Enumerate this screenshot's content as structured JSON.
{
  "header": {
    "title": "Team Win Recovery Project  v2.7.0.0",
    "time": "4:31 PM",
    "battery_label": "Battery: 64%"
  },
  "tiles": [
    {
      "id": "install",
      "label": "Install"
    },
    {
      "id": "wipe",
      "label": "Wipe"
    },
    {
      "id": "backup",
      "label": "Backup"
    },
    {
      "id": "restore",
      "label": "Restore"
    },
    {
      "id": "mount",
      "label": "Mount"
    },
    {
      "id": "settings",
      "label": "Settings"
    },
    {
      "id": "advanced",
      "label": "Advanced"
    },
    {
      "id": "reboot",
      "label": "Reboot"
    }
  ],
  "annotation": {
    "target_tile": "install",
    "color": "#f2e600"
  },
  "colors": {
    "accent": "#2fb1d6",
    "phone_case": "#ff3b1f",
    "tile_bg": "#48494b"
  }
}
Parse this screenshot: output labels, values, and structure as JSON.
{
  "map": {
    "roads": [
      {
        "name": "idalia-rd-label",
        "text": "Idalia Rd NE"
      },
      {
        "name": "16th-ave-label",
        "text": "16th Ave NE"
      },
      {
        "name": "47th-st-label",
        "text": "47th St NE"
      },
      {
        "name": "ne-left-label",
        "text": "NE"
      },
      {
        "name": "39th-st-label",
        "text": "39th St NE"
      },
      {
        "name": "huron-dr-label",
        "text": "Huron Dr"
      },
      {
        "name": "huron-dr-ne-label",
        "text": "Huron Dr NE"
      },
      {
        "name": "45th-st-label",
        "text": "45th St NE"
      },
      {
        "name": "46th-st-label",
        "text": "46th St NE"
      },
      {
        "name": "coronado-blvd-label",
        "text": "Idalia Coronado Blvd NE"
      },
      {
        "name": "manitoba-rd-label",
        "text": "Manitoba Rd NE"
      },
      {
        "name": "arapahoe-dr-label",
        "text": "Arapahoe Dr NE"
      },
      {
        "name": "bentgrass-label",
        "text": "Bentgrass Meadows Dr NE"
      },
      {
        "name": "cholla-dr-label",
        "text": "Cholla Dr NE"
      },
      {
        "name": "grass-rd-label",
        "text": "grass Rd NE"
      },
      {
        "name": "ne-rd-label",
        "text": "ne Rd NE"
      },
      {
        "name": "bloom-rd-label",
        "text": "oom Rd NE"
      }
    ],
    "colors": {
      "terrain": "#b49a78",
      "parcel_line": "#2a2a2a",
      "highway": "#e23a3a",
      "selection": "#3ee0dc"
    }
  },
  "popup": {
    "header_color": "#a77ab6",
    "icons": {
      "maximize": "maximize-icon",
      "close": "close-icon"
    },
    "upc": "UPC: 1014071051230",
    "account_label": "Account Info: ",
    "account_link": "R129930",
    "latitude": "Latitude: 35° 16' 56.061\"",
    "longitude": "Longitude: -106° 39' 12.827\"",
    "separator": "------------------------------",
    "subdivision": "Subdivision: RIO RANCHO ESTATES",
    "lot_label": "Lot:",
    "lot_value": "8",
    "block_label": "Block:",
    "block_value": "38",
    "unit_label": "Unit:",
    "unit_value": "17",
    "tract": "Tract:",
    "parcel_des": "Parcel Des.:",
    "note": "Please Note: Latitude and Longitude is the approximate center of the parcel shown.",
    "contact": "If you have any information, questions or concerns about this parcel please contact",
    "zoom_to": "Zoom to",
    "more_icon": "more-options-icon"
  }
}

## Requirements
Output the whole listing above again, word for word.

## Answer for this exercise
Enumerate this screenshot's content as structured JSON.
{
  "header": {
    "title": "Team Win Recovery Project  v2.7.0.0",
    "time": "4:31 PM",
    "battery_label": "Battery: 64%"
  },
  "tiles": [
    {
      "id": "install",
      "label": "Install"
    },
    {
      "id": "wipe",
      "label": "Wipe"
    },
    {
      "id": "backup",
      "label": "Backup"
    },
    {
      "id": "restore",
      "label": "Restore"
    },
    {
      "id": "mount",
      "label": "Mount"
    },
    {
      "id": "settings",
      "label": "Settings"
    },
    {
      "id": "advanced",
      "label": "Advanced"
    },
    {
      "id": "reboot",
      "label": "Reboot"
    }
  ],
  "annotation": {
    "target_tile": "install",
    "color": "#f2e600"
  },
  "colors": {
    "accent": "#2fb1d6",
    "phone_case": "#ff3b1f",
    "tile_bg": "#48494b"
  }
}
Parse this screenshot: output labels, values, and structure as JSON.
{
  "map": {
    "roads": [
      {
        "name": "idalia-rd-label",
        "text": "Idalia Rd NE"
      },
      {
        "name": "16th-ave-label",
        "text": "16th Ave NE"
      },
      {
        "name": "47th-st-label",
        "text": "47th St NE"
      },
      {
        "name": "ne-left-label",
        "text": "NE"
      },
      {
        "name": "39th-st-label",
        "text": "39th St NE"
      },
      {
        "name": "huron-dr-label",
        "text": "Huron Dr"
      },
      {
        "name": "huron-dr-ne-label",
        "text": "Huron Dr NE"
      },
      {
        "name": "45th-st-label",
        "text": "45th St NE"
      },
      {
        "name": "46th-st-label",
        "text": "46th St NE"
      },
      {
        "name": "coronado-blvd-label",
        "text": "Idalia Coronado Blvd NE"
      },
      {
        "name": "manitoba-rd-label",
        "text": "Manitoba Rd NE"
      },
      {
        "name": "arapahoe-dr-label",
        "text": "Arapahoe Dr NE"
      },
      {
        "name": "bentgrass-label",
        "text": "Bentgrass Meadows Dr NE"
      },
      {
        "name": "cholla-dr-label",
        "text": "Cholla Dr NE"
      },
      {
        "name": "grass-rd-label",
        "text": "grass Rd NE"
      },
      {
        "name": "ne-rd-label",
        "text": "ne Rd NE"
      },
      {
        "name": "bloom-rd-label",
        "text": "oom Rd NE"
      }
    ],
    "colors": {
      "terrain": "#b49a78",
      "parcel_line": "#2a2a2a",
      "highway": "#e23a3a",
      "selection": "#3ee0dc"
    }
  },
  "popup": {
    "header_color": "#a77ab6",
    "icons": {
      "maximize": "maximize-icon",
      "close": "close-icon"
    },
    "upc": "UPC: 1014071051230",
    "account_label": "Account Info: ",
    "account_link": "R129930",
    "latitude": "Latitude: 35° 16' 56.061\"",
    "longitude": "Longitude: -106° 39' 12.827\"",
    "separator": "------------------------------",
    "subdivision": "Subdivision: RIO RANCHO ESTATES",
    "lot_label": "Lot:",
    "lot_value": "8",
    "block_label": "Block:",
    "block_value": "38",
    "unit_label": "Unit:",
    "unit_value": "17",
    "tract": "Tract:",
    "parcel_des": "Parcel Des.:",
    "note": "Please Note: Latitude and Longitude is the approximate center of the parcel shown.",
    "contact": "If you have any information, questions or concerns about this parcel please contact",
    "zoom_to": "Zoom to",
    "more_icon": "more-options-icon"
  }
}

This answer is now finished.